REQUIREMENTS:
Retype all material exactly. Pictures stay out of the copy.

STORED RECORDS:
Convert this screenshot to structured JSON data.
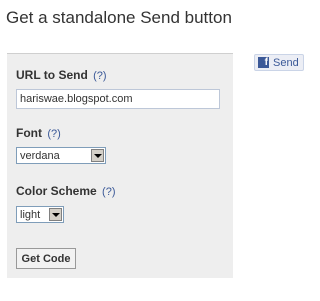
{
  "page": {
    "title": "Get a standalone Send button"
  },
  "form": {
    "url_label": "URL to Send",
    "url_help": "(?)",
    "url_value": "hariswae.blogspot.com",
    "font_label": "Font",
    "font_help": "(?)",
    "font_value": "verdana",
    "color_label": "Color Scheme",
    "color_help": "(?)",
    "color_value": "light",
    "get_code_label": "Get Code"
  },
  "preview": {
    "send_label": "Send",
    "icon": "facebook-icon"
  },
  "colors": {
    "link": "#3b5998",
    "panel_bg": "#eeeeee"
  }
}
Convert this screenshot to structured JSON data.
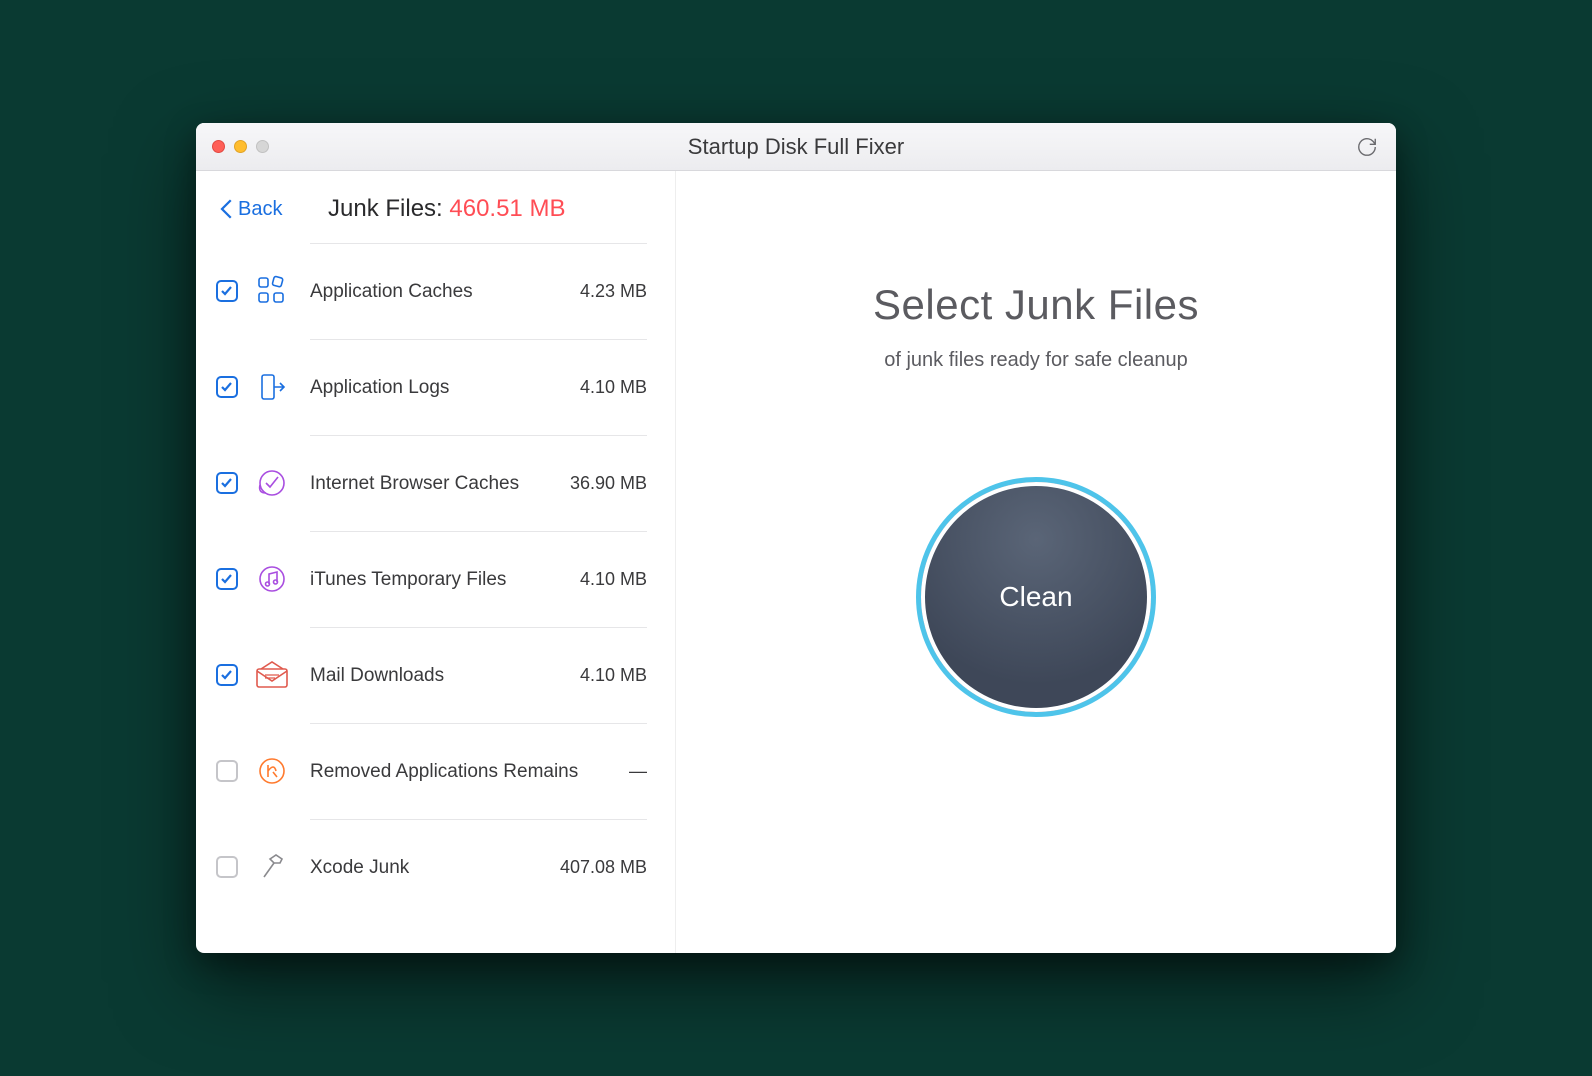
{
  "window": {
    "title_prefix": "Startup Disk Full ",
    "title_bold": "Fixer"
  },
  "sidebar": {
    "back_label": "Back",
    "junk_label": "Junk Files: ",
    "junk_size": "460.51 MB",
    "items": [
      {
        "label": "Application Caches",
        "size": "4.23 MB",
        "checked": true,
        "icon": "apps-icon",
        "color": "#1a6fe0"
      },
      {
        "label": "Application Logs",
        "size": "4.10 MB",
        "checked": true,
        "icon": "log-icon",
        "color": "#1a6fe0"
      },
      {
        "label": "Internet Browser Caches",
        "size": "36.90 MB",
        "checked": true,
        "icon": "browser-cache-icon",
        "color": "#a94ee0"
      },
      {
        "label": "iTunes Temporary Files",
        "size": "4.10 MB",
        "checked": true,
        "icon": "itunes-icon",
        "color": "#a94ee0"
      },
      {
        "label": "Mail Downloads",
        "size": "4.10 MB",
        "checked": true,
        "icon": "mail-icon",
        "color": "#e05a4e"
      },
      {
        "label": "Removed Applications Remains",
        "size": "—",
        "checked": false,
        "icon": "removed-app-icon",
        "color": "#ff7a2e"
      },
      {
        "label": "Xcode Junk",
        "size": "407.08 MB",
        "checked": false,
        "icon": "hammer-icon",
        "color": "#8a8a8e"
      }
    ]
  },
  "main": {
    "title": "Select Junk Files",
    "subtitle": "of junk files ready for safe cleanup",
    "clean_label": "Clean"
  }
}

OUTPUT BELOW:
Convert this screenshot to structured JSON data.
{
  "page": {
    "title": "Get a standalone Send button"
  },
  "form": {
    "url_label": "URL to Send",
    "url_help": "(?)",
    "url_value": "hariswae.blogspot.com",
    "font_label": "Font",
    "font_help": "(?)",
    "font_value": "verdana",
    "color_label": "Color Scheme",
    "color_help": "(?)",
    "color_value": "light",
    "get_code_label": "Get Code"
  },
  "preview": {
    "send_label": "Send",
    "icon": "facebook-icon"
  },
  "colors": {
    "link": "#3b5998",
    "panel_bg": "#eeeeee"
  }
}
Convert this screenshot to structured JSON data.
{
  "window": {
    "title_prefix": "Startup Disk Full ",
    "title_bold": "Fixer"
  },
  "sidebar": {
    "back_label": "Back",
    "junk_label": "Junk Files: ",
    "junk_size": "460.51 MB",
    "items": [
      {
        "label": "Application Caches",
        "size": "4.23 MB",
        "checked": true,
        "icon": "apps-icon",
        "color": "#1a6fe0"
      },
      {
        "label": "Application Logs",
        "size": "4.10 MB",
        "checked": true,
        "icon": "log-icon",
        "color": "#1a6fe0"
      },
      {
        "label": "Internet Browser Caches",
        "size": "36.90 MB",
        "checked": true,
        "icon": "browser-cache-icon",
        "color": "#a94ee0"
      },
      {
        "label": "iTunes Temporary Files",
        "size": "4.10 MB",
        "checked": true,
        "icon": "itunes-icon",
        "color": "#a94ee0"
      },
      {
        "label": "Mail Downloads",
        "size": "4.10 MB",
        "checked": true,
        "icon": "mail-icon",
        "color": "#e05a4e"
      },
      {
        "label": "Removed Applications Remains",
        "size": "—",
        "checked": false,
        "icon": "removed-app-icon",
        "color": "#ff7a2e"
      },
      {
        "label": "Xcode Junk",
        "size": "407.08 MB",
        "checked": false,
        "icon": "hammer-icon",
        "color": "#8a8a8e"
      }
    ]
  },
  "main": {
    "title": "Select Junk Files",
    "subtitle": "of junk files ready for safe cleanup",
    "clean_label": "Clean"
  }
}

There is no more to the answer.